Goal of the exercise:
An exact transcription of every entry is required, with the images left out.

── Dataset

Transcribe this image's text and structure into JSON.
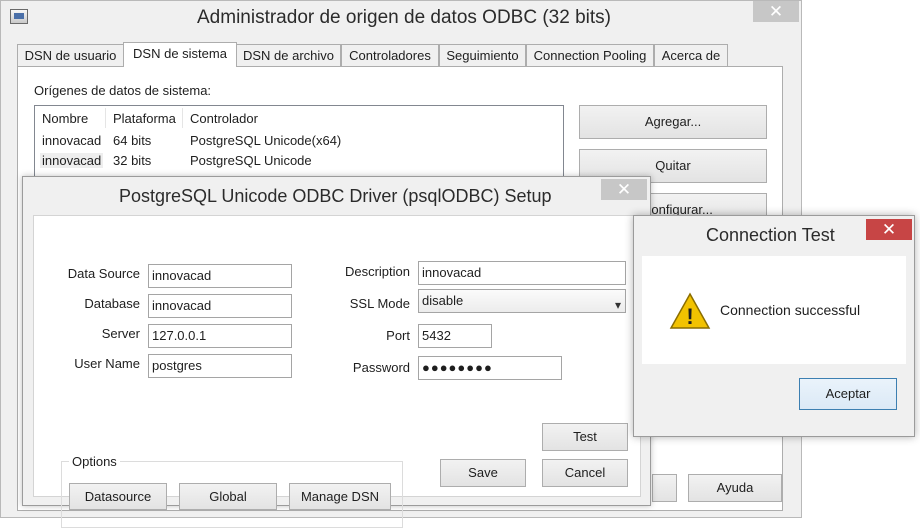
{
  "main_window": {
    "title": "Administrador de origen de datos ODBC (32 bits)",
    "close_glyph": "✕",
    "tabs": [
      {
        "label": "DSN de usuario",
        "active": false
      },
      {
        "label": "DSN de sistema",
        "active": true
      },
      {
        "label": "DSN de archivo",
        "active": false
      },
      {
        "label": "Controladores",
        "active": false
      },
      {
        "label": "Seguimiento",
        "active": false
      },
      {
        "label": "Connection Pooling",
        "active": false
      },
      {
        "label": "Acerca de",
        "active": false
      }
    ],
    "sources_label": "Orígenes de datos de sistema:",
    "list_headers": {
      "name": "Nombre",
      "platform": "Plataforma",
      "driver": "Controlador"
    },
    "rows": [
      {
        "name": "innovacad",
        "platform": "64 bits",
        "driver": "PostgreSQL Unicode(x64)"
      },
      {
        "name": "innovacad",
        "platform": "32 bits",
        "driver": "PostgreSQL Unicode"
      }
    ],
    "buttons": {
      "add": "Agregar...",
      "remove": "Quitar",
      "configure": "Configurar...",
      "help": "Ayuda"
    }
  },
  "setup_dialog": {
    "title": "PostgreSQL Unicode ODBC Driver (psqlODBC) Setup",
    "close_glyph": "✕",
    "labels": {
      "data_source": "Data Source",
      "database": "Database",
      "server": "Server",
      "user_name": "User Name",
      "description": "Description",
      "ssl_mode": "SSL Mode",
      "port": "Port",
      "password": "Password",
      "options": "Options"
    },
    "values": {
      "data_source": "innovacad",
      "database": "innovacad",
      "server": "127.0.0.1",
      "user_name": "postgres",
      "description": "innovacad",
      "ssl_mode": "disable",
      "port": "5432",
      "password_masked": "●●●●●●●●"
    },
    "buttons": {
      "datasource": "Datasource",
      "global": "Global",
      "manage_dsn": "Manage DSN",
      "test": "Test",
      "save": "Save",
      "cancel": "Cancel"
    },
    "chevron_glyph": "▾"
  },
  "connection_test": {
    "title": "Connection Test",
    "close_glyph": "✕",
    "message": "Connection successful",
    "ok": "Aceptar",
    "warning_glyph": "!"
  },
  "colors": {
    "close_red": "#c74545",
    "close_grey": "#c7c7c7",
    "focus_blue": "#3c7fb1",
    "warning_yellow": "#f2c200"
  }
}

────

Task solution:
Transcribe this image's text and structure into JSON.
{
  "main_window": {
    "title": "Administrador de origen de datos ODBC (32 bits)",
    "close_glyph": "✕",
    "tabs": [
      {
        "label": "DSN de usuario",
        "active": false
      },
      {
        "label": "DSN de sistema",
        "active": true
      },
      {
        "label": "DSN de archivo",
        "active": false
      },
      {
        "label": "Controladores",
        "active": false
      },
      {
        "label": "Seguimiento",
        "active": false
      },
      {
        "label": "Connection Pooling",
        "active": false
      },
      {
        "label": "Acerca de",
        "active": false
      }
    ],
    "sources_label": "Orígenes de datos de sistema:",
    "list_headers": {
      "name": "Nombre",
      "platform": "Plataforma",
      "driver": "Controlador"
    },
    "rows": [
      {
        "name": "innovacad",
        "platform": "64 bits",
        "driver": "PostgreSQL Unicode(x64)"
      },
      {
        "name": "innovacad",
        "platform": "32 bits",
        "driver": "PostgreSQL Unicode"
      }
    ],
    "buttons": {
      "add": "Agregar...",
      "remove": "Quitar",
      "configure": "Configurar...",
      "help": "Ayuda"
    }
  },
  "setup_dialog": {
    "title": "PostgreSQL Unicode ODBC Driver (psqlODBC) Setup",
    "close_glyph": "✕",
    "labels": {
      "data_source": "Data Source",
      "database": "Database",
      "server": "Server",
      "user_name": "User Name",
      "description": "Description",
      "ssl_mode": "SSL Mode",
      "port": "Port",
      "password": "Password",
      "options": "Options"
    },
    "values": {
      "data_source": "innovacad",
      "database": "innovacad",
      "server": "127.0.0.1",
      "user_name": "postgres",
      "description": "innovacad",
      "ssl_mode": "disable",
      "port": "5432",
      "password_masked": "●●●●●●●●"
    },
    "buttons": {
      "datasource": "Datasource",
      "global": "Global",
      "manage_dsn": "Manage DSN",
      "test": "Test",
      "save": "Save",
      "cancel": "Cancel"
    },
    "chevron_glyph": "▾"
  },
  "connection_test": {
    "title": "Connection Test",
    "close_glyph": "✕",
    "message": "Connection successful",
    "ok": "Aceptar",
    "warning_glyph": "!"
  },
  "colors": {
    "close_red": "#c74545",
    "close_grey": "#c7c7c7",
    "focus_blue": "#3c7fb1",
    "warning_yellow": "#f2c200"
  }
}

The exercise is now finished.